What the task asks – Take the line that contains "Output the text content of this document." as the first line and the final line of the records as the last; return exactly those lines and the lines between.

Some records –

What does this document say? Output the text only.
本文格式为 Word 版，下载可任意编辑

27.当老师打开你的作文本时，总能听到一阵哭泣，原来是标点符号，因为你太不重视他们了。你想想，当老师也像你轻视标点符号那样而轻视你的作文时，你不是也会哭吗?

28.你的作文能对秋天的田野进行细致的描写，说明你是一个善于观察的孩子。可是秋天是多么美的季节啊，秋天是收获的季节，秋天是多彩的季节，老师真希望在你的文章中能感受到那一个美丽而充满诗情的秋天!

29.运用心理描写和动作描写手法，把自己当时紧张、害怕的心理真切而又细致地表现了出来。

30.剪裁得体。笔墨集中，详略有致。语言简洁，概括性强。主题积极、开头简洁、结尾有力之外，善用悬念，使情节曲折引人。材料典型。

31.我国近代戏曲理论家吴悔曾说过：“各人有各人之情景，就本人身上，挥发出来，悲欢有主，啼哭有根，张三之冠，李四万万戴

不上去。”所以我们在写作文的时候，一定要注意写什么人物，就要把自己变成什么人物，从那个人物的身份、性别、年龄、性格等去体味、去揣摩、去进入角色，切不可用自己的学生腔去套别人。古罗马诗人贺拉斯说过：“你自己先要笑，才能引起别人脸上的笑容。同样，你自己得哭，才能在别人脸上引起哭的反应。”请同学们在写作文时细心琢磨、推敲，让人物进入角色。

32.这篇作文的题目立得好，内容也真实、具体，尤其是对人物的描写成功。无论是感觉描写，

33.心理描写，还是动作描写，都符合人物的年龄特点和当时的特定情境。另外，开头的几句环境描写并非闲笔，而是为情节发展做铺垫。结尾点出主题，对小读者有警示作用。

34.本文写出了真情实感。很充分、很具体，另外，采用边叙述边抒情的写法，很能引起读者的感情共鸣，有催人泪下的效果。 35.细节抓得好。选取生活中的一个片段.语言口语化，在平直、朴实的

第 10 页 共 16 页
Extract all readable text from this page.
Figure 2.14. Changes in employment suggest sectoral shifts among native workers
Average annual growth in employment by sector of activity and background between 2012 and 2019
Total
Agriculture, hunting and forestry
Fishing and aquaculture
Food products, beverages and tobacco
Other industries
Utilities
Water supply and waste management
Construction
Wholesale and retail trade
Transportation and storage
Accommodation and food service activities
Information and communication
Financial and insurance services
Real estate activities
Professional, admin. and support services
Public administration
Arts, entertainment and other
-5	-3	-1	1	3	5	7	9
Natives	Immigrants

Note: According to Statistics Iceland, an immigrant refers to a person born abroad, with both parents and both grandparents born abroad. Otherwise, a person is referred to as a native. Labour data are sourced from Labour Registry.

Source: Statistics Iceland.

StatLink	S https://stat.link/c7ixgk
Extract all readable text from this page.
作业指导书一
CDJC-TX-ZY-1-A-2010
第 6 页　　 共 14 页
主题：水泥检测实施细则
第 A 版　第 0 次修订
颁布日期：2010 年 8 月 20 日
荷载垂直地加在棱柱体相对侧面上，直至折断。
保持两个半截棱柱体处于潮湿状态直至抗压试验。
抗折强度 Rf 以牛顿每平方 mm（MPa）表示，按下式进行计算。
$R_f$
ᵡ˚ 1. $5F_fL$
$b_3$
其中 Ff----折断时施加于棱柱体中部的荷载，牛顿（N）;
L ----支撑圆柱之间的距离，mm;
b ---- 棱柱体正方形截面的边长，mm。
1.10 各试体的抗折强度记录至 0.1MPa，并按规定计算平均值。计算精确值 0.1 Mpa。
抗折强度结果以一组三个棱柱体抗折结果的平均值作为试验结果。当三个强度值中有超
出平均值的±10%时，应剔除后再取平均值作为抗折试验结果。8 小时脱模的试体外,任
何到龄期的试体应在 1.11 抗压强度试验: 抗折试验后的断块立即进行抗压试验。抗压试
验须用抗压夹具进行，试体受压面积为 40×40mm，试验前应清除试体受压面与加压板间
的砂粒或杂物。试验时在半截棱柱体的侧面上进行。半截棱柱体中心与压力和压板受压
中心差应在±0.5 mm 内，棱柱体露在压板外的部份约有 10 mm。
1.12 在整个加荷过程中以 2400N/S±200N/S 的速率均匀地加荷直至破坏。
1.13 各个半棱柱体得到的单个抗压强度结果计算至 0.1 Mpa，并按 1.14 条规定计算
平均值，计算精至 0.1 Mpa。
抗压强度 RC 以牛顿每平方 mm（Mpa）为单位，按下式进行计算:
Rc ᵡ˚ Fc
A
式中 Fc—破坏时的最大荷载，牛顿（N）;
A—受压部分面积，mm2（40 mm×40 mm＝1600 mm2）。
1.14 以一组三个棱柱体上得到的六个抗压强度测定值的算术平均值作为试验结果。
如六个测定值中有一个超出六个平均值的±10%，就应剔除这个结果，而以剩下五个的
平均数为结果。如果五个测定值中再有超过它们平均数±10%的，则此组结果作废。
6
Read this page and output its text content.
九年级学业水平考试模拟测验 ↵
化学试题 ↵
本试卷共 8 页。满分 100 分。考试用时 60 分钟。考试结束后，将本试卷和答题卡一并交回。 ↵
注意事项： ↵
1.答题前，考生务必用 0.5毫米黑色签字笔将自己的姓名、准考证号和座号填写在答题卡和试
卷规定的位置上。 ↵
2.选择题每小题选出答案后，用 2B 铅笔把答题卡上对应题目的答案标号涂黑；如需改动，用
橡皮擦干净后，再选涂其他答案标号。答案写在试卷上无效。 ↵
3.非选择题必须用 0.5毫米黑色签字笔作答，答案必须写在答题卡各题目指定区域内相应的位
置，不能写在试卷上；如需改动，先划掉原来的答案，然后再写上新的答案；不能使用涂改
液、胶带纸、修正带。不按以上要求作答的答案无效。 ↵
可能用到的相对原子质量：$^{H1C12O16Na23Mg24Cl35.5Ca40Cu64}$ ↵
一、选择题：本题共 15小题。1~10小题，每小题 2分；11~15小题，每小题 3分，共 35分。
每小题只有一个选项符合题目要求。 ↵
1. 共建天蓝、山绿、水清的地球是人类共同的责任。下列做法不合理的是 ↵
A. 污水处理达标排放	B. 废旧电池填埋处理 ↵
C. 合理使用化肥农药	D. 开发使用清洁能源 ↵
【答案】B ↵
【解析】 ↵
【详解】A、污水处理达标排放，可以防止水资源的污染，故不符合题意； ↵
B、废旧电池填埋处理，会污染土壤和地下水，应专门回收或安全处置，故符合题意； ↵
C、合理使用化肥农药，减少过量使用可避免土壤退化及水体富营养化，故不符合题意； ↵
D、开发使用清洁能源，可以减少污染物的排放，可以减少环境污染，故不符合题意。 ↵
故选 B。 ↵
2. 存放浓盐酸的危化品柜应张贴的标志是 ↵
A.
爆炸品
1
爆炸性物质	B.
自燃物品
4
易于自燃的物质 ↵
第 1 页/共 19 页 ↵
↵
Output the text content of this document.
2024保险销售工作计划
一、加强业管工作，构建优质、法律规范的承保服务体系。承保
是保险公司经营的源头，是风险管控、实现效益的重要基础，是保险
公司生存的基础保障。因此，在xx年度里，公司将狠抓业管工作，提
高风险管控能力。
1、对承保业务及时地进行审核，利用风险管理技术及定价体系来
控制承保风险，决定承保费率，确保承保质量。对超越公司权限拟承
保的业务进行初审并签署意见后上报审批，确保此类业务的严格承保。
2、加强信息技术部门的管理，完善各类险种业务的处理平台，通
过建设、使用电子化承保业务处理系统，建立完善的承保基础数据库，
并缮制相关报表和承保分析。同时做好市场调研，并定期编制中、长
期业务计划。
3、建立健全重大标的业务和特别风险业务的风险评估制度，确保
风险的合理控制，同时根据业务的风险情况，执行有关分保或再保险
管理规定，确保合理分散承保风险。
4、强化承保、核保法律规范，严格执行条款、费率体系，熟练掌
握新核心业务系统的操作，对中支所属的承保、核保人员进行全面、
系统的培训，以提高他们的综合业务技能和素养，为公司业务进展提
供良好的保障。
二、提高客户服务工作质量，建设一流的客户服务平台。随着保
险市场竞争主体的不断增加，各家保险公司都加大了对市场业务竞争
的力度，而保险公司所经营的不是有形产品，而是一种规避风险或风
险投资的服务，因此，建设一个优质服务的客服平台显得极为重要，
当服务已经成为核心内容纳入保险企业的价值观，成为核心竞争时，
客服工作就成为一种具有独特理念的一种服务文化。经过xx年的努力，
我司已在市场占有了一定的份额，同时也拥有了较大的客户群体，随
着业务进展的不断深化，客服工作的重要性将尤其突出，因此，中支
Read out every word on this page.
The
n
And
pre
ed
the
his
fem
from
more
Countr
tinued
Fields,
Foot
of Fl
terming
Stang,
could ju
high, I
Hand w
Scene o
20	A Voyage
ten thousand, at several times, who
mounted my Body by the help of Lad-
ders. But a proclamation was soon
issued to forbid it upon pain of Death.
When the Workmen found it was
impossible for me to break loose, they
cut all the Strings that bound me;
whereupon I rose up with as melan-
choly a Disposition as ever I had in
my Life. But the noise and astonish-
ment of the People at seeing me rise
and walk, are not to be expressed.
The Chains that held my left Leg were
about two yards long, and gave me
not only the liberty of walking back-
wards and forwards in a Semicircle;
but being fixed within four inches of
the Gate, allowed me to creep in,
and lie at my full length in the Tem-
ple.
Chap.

Written reply –
Output the text content of this document.
2024保险销售工作计划
一、加强业管工作，构建优质、法律规范的承保服务体系。承保
是保险公司经营的源头，是风险管控、实现效益的重要基础，是保险
公司生存的基础保障。因此，在xx年度里，公司将狠抓业管工作，提
高风险管控能力。
1、对承保业务及时地进行审核，利用风险管理技术及定价体系来
控制承保风险，决定承保费率，确保承保质量。对超越公司权限拟承
保的业务进行初审并签署意见后上报审批，确保此类业务的严格承保。
2、加强信息技术部门的管理，完善各类险种业务的处理平台，通
过建设、使用电子化承保业务处理系统，建立完善的承保基础数据库，
并缮制相关报表和承保分析。同时做好市场调研，并定期编制中、长
期业务计划。
3、建立健全重大标的业务和特别风险业务的风险评估制度，确保
风险的合理控制，同时根据业务的风险情况，执行有关分保或再保险
管理规定，确保合理分散承保风险。
4、强化承保、核保法律规范，严格执行条款、费率体系，熟练掌
握新核心业务系统的操作，对中支所属的承保、核保人员进行全面、
系统的培训，以提高他们的综合业务技能和素养，为公司业务进展提
供良好的保障。
二、提高客户服务工作质量，建设一流的客户服务平台。随着保
险市场竞争主体的不断增加，各家保险公司都加大了对市场业务竞争
的力度，而保险公司所经营的不是有形产品，而是一种规避风险或风
险投资的服务，因此，建设一个优质服务的客服平台显得极为重要，
当服务已经成为核心内容纳入保险企业的价值观，成为核心竞争时，
客服工作就成为一种具有独特理念的一种服务文化。经过xx年的努力，
我司已在市场占有了一定的份额，同时也拥有了较大的客户群体，随
着业务进展的不断深化，客服工作的重要性将尤其突出，因此，中支
Read out every word on this page.
The
n
And
pre
ed
the
his
fem
from
more
Countr
tinued
Fields,
Foot
of Fl
terming
Stang,
could ju
high, I
Hand w
Scene o
20	A Voyage
ten thousand, at several times, who
mounted my Body by the help of Lad-
ders. But a proclamation was soon
issued to forbid it upon pain of Death.
When the Workmen found it was
impossible for me to break loose, they
cut all the Strings that bound me;
whereupon I rose up with as melan-
choly a Disposition as ever I had in
my Life. But the noise and astonish-
ment of the People at seeing me rise
and walk, are not to be expressed.
The Chains that held my left Leg were
about two yards long, and gave me
not only the liberty of walking back-
wards and forwards in a Semicircle;
but being fixed within four inches of
the Gate, allowed me to creep in,
and lie at my full length in the Tem-
ple.
Chap.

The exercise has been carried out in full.